-- START --
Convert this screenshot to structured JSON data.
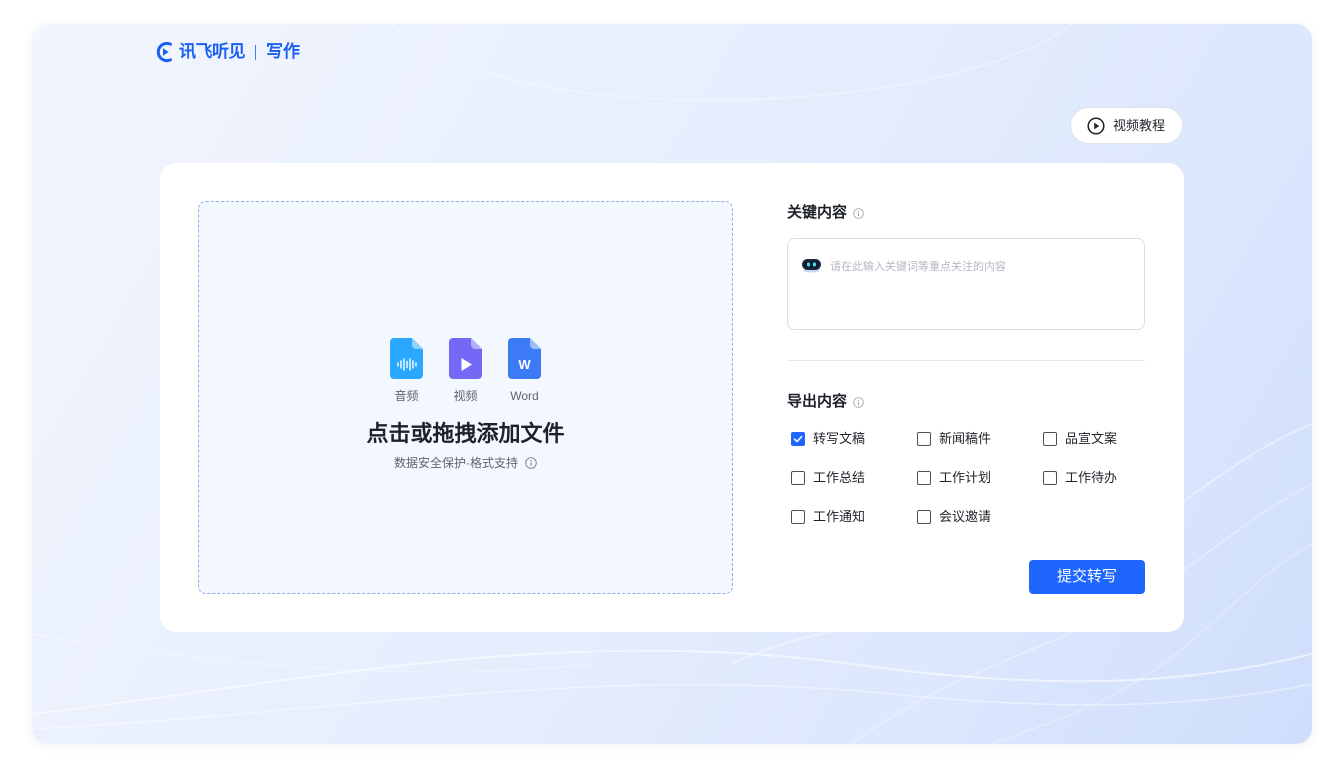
{
  "app": {
    "brand_name": "讯飞听见",
    "product_name": "写作",
    "logo_icon": "ear-play-logo-icon"
  },
  "header": {
    "tutorial_button_label": "视频教程",
    "tutorial_icon": "play-circle-icon"
  },
  "upload": {
    "file_types": [
      {
        "label": "音频",
        "icon": "audio-file-icon",
        "color": "#2aa7ff"
      },
      {
        "label": "视频",
        "icon": "video-file-icon",
        "color": "#7468f7"
      },
      {
        "label": "Word",
        "icon": "word-file-icon",
        "color": "#3d7af5",
        "glyph": "W"
      }
    ],
    "title": "点击或拖拽添加文件",
    "hint": "数据安全保护·格式支持",
    "hint_icon": "info-icon"
  },
  "key_content": {
    "label": "关键内容",
    "label_icon": "info-icon",
    "input_icon": "robot-icon",
    "placeholder": "请在此输入关键词等重点关注的内容"
  },
  "export_content": {
    "label": "导出内容",
    "label_icon": "info-icon",
    "options": [
      {
        "label": "转写文稿",
        "checked": true
      },
      {
        "label": "新闻稿件",
        "checked": false
      },
      {
        "label": "品宣文案",
        "checked": false
      },
      {
        "label": "工作总结",
        "checked": false
      },
      {
        "label": "工作计划",
        "checked": false
      },
      {
        "label": "工作待办",
        "checked": false
      },
      {
        "label": "工作通知",
        "checked": false
      },
      {
        "label": "会议邀请",
        "checked": false
      }
    ]
  },
  "submit_button_label": "提交转写",
  "colors": {
    "accent": "#1f66ff",
    "brand": "#1a5ff4",
    "dropzone_background": "#f3f7fe",
    "dropzone_border": "#8eaeea"
  }
}
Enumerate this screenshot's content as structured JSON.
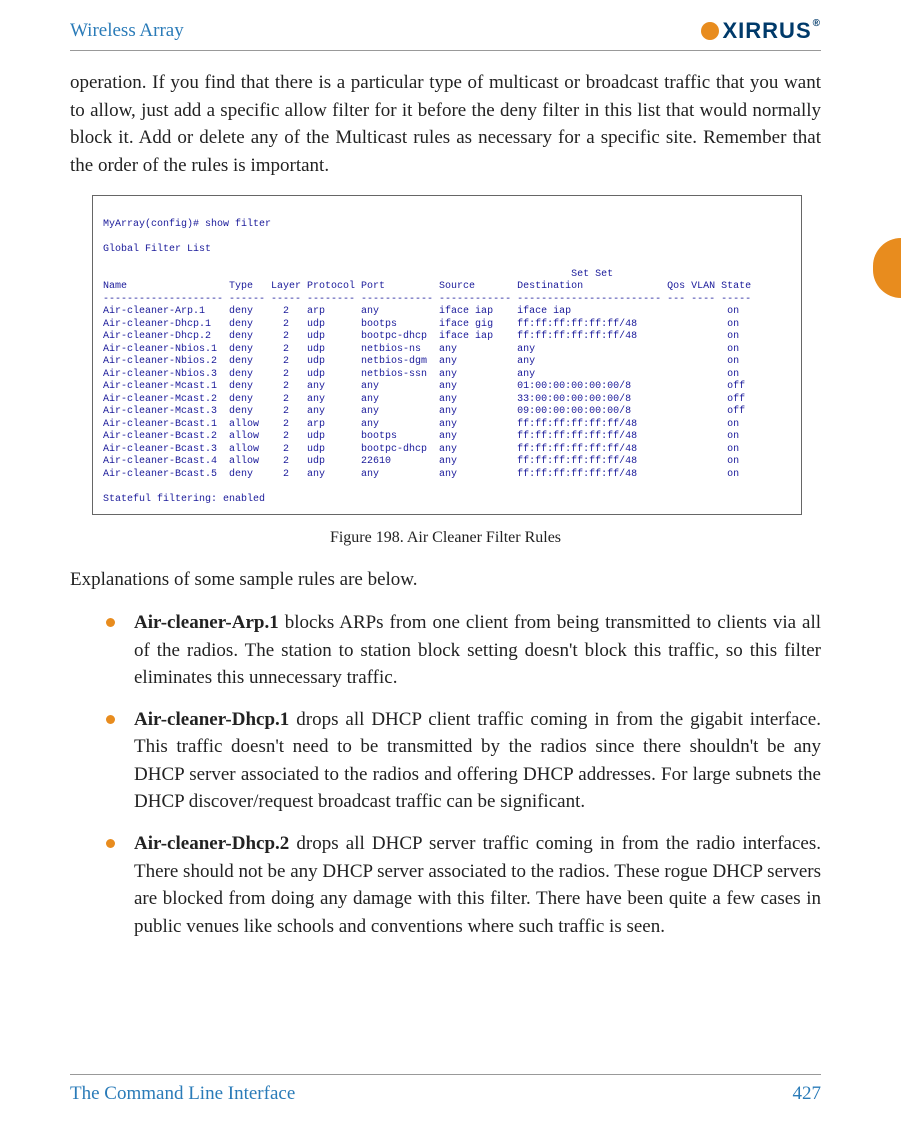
-- END --
## PROMPT
Each entry above is to be written out again unchanged, apart from the pictures, which are left out.

## ANSWER TO THIS EXERCISE
Convert this screenshot to structured JSON data.
{
  "app": {
    "brand_name": "讯飞听见",
    "product_name": "写作",
    "logo_icon": "ear-play-logo-icon"
  },
  "header": {
    "tutorial_button_label": "视频教程",
    "tutorial_icon": "play-circle-icon"
  },
  "upload": {
    "file_types": [
      {
        "label": "音频",
        "icon": "audio-file-icon",
        "color": "#2aa7ff"
      },
      {
        "label": "视频",
        "icon": "video-file-icon",
        "color": "#7468f7"
      },
      {
        "label": "Word",
        "icon": "word-file-icon",
        "color": "#3d7af5",
        "glyph": "W"
      }
    ],
    "title": "点击或拖拽添加文件",
    "hint": "数据安全保护·格式支持",
    "hint_icon": "info-icon"
  },
  "key_content": {
    "label": "关键内容",
    "label_icon": "info-icon",
    "input_icon": "robot-icon",
    "placeholder": "请在此输入关键词等重点关注的内容"
  },
  "export_content": {
    "label": "导出内容",
    "label_icon": "info-icon",
    "options": [
      {
        "label": "转写文稿",
        "checked": true
      },
      {
        "label": "新闻稿件",
        "checked": false
      },
      {
        "label": "品宣文案",
        "checked": false
      },
      {
        "label": "工作总结",
        "checked": false
      },
      {
        "label": "工作计划",
        "checked": false
      },
      {
        "label": "工作待办",
        "checked": false
      },
      {
        "label": "工作通知",
        "checked": false
      },
      {
        "label": "会议邀请",
        "checked": false
      }
    ]
  },
  "submit_button_label": "提交转写",
  "colors": {
    "accent": "#1f66ff",
    "brand": "#1a5ff4",
    "dropzone_background": "#f3f7fe",
    "dropzone_border": "#8eaeea"
  }
}
Enumerate this screenshot's content as structured JSON.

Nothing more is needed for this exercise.